##### The records
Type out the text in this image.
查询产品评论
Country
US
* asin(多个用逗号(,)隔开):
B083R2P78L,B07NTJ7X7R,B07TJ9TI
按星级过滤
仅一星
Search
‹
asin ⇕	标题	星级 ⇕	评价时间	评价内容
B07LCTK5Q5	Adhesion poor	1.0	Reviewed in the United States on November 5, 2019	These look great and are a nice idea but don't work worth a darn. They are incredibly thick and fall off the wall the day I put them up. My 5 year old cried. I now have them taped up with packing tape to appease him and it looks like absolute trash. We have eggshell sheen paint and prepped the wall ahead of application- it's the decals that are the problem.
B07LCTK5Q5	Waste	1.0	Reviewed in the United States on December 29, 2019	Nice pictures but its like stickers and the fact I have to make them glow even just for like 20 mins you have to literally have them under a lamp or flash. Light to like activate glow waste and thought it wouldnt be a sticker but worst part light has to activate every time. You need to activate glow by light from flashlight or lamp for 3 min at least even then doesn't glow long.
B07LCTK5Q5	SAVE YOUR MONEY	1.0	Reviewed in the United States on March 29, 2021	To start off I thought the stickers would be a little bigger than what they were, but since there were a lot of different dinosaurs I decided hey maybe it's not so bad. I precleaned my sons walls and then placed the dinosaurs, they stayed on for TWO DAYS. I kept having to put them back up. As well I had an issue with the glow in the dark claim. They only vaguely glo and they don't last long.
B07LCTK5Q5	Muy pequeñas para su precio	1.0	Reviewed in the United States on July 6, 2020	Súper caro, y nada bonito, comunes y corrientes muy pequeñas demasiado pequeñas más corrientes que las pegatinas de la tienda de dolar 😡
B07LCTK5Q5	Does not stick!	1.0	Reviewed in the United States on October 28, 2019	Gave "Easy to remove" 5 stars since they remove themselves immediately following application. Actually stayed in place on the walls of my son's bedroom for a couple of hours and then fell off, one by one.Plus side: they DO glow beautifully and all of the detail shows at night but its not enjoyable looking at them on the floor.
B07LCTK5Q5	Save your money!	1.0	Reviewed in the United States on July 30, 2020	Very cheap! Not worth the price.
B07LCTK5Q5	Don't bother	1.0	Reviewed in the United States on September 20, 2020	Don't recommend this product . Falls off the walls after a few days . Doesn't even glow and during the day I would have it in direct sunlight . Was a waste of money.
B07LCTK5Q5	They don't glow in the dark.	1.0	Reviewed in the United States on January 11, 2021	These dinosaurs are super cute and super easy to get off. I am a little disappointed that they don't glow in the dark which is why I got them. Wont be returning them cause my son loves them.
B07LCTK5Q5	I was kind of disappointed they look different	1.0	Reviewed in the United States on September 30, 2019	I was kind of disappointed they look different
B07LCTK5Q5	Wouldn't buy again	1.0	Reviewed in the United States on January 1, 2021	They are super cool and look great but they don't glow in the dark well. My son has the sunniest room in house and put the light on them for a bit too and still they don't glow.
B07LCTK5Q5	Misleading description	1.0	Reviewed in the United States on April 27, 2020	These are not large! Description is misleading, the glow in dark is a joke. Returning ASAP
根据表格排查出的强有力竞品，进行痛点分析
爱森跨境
##########
What you have to do:
Transcribe all lines as written.

Expected answer:
Type out the text in this image.
查询产品评论
Country
US
* asin(多个用逗号(,)隔开):
B083R2P78L,B07NTJ7X7R,B07TJ9TI
按星级过滤
仅一星
Search
‹
asin ⇕	标题	星级 ⇕	评价时间	评价内容
B07LCTK5Q5	Adhesion poor	1.0	Reviewed in the United States on November 5, 2019	These look great and are a nice idea but don't work worth a darn. They are incredibly thick and fall off the wall the day I put them up. My 5 year old cried. I now have them taped up with packing tape to appease him and it looks like absolute trash. We have eggshell sheen paint and prepped the wall ahead of application- it's the decals that are the problem.
B07LCTK5Q5	Waste	1.0	Reviewed in the United States on December 29, 2019	Nice pictures but its like stickers and the fact I have to make them glow even just for like 20 mins you have to literally have them under a lamp or flash. Light to like activate glow waste and thought it wouldnt be a sticker but worst part light has to activate every time. You need to activate glow by light from flashlight or lamp for 3 min at least even then doesn't glow long.
B07LCTK5Q5	SAVE YOUR MONEY	1.0	Reviewed in the United States on March 29, 2021	To start off I thought the stickers would be a little bigger than what they were, but since there were a lot of different dinosaurs I decided hey maybe it's not so bad. I precleaned my sons walls and then placed the dinosaurs, they stayed on for TWO DAYS. I kept having to put them back up. As well I had an issue with the glow in the dark claim. They only vaguely glo and they don't last long.
B07LCTK5Q5	Muy pequeñas para su precio	1.0	Reviewed in the United States on July 6, 2020	Súper caro, y nada bonito, comunes y corrientes muy pequeñas demasiado pequeñas más corrientes que las pegatinas de la tienda de dolar 😡
B07LCTK5Q5	Does not stick!	1.0	Reviewed in the United States on October 28, 2019	Gave "Easy to remove" 5 stars since they remove themselves immediately following application. Actually stayed in place on the walls of my son's bedroom for a couple of hours and then fell off, one by one.Plus side: they DO glow beautifully and all of the detail shows at night but its not enjoyable looking at them on the floor.
B07LCTK5Q5	Save your money!	1.0	Reviewed in the United States on July 30, 2020	Very cheap! Not worth the price.
B07LCTK5Q5	Don't bother	1.0	Reviewed in the United States on September 20, 2020	Don't recommend this product . Falls off the walls after a few days . Doesn't even glow and during the day I would have it in direct sunlight . Was a waste of money.
B07LCTK5Q5	They don't glow in the dark.	1.0	Reviewed in the United States on January 11, 2021	These dinosaurs are super cute and super easy to get off. I am a little disappointed that they don't glow in the dark which is why I got them. Wont be returning them cause my son loves them.
B07LCTK5Q5	I was kind of disappointed they look different	1.0	Reviewed in the United States on September 30, 2019	I was kind of disappointed they look different
B07LCTK5Q5	Wouldn't buy again	1.0	Reviewed in the United States on January 1, 2021	They are super cool and look great but they don't glow in the dark well. My son has the sunniest room in house and put the light on them for a bit too and still they don't glow.
B07LCTK5Q5	Misleading description	1.0	Reviewed in the United States on April 27, 2020	These are not large! Description is misleading, the glow in dark is a joke. Returning ASAP
根据表格排查出的强有力竞品，进行痛点分析
爱森跨境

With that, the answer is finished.